======== Provided records

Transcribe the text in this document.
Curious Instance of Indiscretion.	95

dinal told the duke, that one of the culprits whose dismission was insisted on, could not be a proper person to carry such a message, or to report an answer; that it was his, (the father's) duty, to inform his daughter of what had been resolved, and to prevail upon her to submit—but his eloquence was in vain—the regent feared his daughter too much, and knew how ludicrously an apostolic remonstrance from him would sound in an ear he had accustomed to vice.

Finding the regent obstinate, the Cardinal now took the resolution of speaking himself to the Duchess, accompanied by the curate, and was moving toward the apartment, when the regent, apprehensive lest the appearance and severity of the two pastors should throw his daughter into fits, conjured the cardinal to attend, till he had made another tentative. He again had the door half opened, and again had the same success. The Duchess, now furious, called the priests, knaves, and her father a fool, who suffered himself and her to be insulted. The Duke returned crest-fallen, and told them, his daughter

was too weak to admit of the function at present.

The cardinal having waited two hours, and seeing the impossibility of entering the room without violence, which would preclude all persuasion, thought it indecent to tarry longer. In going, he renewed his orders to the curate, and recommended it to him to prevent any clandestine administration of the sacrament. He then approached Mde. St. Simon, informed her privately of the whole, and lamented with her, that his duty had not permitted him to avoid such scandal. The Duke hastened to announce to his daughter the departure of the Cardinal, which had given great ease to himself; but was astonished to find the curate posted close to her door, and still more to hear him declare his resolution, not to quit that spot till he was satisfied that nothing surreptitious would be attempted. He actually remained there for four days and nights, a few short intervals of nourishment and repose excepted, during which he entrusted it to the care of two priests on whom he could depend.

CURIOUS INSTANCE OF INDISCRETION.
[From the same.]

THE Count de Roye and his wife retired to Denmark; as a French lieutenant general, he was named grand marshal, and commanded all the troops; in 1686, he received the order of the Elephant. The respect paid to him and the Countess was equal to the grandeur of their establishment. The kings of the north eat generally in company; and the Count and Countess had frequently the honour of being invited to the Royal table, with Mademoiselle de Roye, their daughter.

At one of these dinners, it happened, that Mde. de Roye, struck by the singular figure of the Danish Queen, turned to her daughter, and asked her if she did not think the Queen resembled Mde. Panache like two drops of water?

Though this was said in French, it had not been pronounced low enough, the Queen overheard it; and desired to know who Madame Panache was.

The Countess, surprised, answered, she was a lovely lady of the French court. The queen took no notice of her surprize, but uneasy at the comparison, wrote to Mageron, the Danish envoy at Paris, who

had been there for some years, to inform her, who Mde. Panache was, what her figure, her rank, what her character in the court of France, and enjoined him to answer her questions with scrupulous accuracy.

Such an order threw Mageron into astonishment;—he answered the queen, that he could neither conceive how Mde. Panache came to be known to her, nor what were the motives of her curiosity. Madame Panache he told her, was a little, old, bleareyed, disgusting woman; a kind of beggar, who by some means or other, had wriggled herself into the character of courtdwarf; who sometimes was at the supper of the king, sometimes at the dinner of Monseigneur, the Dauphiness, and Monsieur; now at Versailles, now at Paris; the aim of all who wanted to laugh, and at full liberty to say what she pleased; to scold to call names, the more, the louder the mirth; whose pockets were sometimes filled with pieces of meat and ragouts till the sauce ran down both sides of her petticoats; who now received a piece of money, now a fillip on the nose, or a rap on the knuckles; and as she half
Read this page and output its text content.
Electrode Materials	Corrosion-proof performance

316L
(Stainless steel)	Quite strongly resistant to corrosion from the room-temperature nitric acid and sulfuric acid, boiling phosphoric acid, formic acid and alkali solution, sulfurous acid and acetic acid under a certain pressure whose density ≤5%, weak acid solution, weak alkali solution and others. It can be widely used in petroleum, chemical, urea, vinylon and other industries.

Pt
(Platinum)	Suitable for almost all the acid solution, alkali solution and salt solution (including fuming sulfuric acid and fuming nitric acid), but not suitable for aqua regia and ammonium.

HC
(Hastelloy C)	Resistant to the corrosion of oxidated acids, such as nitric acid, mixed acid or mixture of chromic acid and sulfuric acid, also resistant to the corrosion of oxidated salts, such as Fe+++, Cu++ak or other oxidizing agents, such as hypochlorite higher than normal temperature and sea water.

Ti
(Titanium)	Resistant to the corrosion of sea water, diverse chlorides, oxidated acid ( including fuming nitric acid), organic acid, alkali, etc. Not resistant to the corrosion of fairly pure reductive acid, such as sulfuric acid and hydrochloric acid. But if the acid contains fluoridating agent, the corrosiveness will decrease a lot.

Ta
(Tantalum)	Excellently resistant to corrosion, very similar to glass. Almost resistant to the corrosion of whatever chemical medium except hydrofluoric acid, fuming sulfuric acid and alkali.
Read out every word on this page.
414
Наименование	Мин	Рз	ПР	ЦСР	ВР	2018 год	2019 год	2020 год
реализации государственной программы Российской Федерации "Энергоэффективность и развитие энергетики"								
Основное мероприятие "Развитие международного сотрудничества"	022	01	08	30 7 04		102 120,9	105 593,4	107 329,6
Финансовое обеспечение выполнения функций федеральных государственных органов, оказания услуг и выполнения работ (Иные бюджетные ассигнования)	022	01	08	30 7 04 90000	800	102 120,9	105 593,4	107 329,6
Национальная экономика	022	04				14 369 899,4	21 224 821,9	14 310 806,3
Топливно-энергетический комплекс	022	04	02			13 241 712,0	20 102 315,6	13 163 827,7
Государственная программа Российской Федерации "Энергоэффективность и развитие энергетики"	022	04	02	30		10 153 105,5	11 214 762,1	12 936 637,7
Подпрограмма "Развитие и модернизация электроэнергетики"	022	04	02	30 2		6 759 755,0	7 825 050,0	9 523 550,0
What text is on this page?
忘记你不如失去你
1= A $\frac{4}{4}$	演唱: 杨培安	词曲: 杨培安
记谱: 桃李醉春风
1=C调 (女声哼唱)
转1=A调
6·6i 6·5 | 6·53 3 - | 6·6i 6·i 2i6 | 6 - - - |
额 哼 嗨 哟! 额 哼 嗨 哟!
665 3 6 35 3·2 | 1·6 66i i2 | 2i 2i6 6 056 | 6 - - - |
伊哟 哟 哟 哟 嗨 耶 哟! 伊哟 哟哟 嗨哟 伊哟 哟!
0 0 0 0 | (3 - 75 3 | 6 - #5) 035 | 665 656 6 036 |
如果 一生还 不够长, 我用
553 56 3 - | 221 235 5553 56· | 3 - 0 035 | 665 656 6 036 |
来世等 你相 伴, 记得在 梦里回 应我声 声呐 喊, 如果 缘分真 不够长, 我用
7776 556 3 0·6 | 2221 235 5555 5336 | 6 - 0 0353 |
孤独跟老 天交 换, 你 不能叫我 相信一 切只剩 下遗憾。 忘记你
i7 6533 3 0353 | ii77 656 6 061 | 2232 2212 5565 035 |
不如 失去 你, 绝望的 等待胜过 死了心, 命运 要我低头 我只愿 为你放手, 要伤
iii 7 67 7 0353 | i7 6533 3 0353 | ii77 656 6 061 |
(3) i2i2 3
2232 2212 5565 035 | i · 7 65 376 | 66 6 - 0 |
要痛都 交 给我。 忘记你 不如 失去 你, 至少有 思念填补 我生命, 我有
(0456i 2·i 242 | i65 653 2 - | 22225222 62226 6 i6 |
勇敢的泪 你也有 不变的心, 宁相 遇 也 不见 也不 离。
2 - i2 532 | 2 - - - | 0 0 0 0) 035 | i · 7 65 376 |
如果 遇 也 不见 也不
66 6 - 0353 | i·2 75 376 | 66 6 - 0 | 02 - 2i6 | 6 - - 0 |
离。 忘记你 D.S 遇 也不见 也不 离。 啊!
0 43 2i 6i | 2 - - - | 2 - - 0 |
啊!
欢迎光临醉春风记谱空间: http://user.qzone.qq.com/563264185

================

## Exercise goal
Extract every line containing the string "nitric" from the material.

## Solved problem
(Stainless steel)	Quite strongly resistant to corrosion from the room-temperature nitric acid and sulfuric acid, boiling phosphoric acid, formic acid and alkali solution, sulfurous acid and acetic acid under a certain pressure whose density ≤5%, weak acid solution, weak alkali solution and others. It can be widely used in petroleum, chemical, urea, vinylon and other industries.
(Platinum)	Suitable for almost all the acid solution, alkali solution and salt solution (including fuming sulfuric acid and fuming nitric acid), but not suitable for aqua regia and ammonium.
(Hastelloy C)	Resistant to the corrosion of oxidated acids, such as nitric acid, mixed acid or mixture of chromic acid and sulfuric acid, also resistant to the corrosion of oxidated salts, such as Fe+++, Cu++ak or other oxidizing agents, such as hypochlorite higher than normal temperature and sea water.
(Titanium)	Resistant to the corrosion of sea water, diverse chlorides, oxidated acid ( including fuming nitric acid), organic acid, alkali, etc. Not resistant to the corrosion of fairly pure reductive acid, such as sulfuric acid and hydrochloric acid. But if the acid contains fluoridating agent, the corrosiveness will decrease a lot.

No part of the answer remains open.